Search the listing below for the string "name" and show each line that contains it.

▶ Stored dataset items
☆ ☆ ☆ ☆ ☆
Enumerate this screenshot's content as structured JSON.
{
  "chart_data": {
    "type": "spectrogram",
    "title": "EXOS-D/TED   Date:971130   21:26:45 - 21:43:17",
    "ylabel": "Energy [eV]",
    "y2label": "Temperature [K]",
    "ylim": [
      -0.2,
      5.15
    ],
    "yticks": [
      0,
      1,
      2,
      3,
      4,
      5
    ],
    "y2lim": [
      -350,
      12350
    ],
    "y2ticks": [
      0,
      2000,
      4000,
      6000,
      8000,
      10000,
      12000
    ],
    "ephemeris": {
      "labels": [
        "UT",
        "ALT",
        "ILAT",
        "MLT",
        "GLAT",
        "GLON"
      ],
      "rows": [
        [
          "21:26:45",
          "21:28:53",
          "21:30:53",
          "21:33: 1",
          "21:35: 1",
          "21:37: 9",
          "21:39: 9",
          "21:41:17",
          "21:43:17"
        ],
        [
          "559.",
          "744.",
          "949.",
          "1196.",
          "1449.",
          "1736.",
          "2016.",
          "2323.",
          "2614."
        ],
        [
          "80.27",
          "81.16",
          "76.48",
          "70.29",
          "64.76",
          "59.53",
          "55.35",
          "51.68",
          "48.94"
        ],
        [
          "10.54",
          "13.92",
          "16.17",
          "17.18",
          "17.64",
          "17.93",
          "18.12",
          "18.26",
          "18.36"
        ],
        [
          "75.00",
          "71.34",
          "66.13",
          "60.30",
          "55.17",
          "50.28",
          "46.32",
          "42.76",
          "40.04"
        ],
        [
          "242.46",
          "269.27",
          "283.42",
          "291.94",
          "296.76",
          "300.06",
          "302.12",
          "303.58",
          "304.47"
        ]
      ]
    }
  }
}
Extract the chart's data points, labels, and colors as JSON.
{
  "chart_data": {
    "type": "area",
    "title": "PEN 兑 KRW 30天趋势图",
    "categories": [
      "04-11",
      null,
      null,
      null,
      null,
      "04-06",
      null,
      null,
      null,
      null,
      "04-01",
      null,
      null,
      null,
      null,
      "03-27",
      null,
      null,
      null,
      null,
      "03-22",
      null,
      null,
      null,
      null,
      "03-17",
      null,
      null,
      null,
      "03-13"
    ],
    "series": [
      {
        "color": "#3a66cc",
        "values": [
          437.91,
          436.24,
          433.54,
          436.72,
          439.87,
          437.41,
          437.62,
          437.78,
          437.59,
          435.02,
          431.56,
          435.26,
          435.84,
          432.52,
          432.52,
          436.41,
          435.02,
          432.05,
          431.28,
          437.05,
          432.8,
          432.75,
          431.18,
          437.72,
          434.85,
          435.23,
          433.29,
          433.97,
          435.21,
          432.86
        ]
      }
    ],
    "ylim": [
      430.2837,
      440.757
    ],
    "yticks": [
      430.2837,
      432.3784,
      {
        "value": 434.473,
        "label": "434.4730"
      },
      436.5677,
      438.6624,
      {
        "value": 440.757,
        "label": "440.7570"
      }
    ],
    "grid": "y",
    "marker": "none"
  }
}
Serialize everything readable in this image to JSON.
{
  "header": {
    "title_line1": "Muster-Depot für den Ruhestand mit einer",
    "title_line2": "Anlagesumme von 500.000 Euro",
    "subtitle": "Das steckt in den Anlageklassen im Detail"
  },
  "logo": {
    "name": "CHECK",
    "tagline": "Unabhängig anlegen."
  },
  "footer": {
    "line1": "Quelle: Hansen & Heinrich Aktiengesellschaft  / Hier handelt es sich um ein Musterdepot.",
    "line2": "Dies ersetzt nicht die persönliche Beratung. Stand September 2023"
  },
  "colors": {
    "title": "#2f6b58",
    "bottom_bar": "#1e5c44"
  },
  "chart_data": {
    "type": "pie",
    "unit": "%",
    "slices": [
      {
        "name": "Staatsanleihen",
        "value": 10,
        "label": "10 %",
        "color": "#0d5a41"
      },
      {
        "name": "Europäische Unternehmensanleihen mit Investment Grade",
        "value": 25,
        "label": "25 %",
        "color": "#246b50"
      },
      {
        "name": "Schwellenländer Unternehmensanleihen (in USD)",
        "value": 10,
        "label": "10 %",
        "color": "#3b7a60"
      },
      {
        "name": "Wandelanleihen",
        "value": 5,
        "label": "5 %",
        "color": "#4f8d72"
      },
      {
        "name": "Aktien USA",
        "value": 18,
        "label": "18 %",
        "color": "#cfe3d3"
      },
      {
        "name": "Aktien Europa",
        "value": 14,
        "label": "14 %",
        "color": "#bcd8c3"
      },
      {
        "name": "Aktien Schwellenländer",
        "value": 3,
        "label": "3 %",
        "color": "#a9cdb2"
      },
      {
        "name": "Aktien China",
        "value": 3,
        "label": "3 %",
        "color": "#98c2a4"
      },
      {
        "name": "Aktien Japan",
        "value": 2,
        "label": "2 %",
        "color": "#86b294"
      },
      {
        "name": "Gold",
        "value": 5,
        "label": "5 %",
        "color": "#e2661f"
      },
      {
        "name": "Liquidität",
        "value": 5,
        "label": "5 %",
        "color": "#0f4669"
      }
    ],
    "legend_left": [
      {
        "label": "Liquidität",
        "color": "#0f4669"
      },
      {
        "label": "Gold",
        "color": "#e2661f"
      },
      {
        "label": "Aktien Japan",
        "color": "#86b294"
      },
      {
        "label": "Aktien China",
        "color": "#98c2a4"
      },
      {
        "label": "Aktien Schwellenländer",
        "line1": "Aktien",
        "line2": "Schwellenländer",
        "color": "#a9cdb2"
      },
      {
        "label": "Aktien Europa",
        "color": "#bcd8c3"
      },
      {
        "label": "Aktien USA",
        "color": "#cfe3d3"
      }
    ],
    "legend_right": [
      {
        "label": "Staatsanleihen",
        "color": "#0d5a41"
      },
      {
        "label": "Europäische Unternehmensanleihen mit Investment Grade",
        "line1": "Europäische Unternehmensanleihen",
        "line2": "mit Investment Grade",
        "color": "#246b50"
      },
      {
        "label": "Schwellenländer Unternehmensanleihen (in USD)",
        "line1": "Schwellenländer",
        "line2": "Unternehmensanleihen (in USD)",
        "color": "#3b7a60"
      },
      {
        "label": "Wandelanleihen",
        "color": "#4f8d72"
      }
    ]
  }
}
☆ ☆ ☆ ☆ ☆
▶ Complete response
    "name": "CHECK",
        "name": "Staatsanleihen",
        "name": "Europäische Unternehmensanleihen mit Investment Grade",
        "name": "Schwellenländer Unternehmensanleihen (in USD)",
        "name": "Wandelanleihen",
        "name": "Aktien USA",
        "name": "Aktien Europa",
        "name": "Aktien Schwellenländer",
        "name": "Aktien China",
        "name": "Aktien Japan",
        "name": "Gold",
        "name": "Liquidität",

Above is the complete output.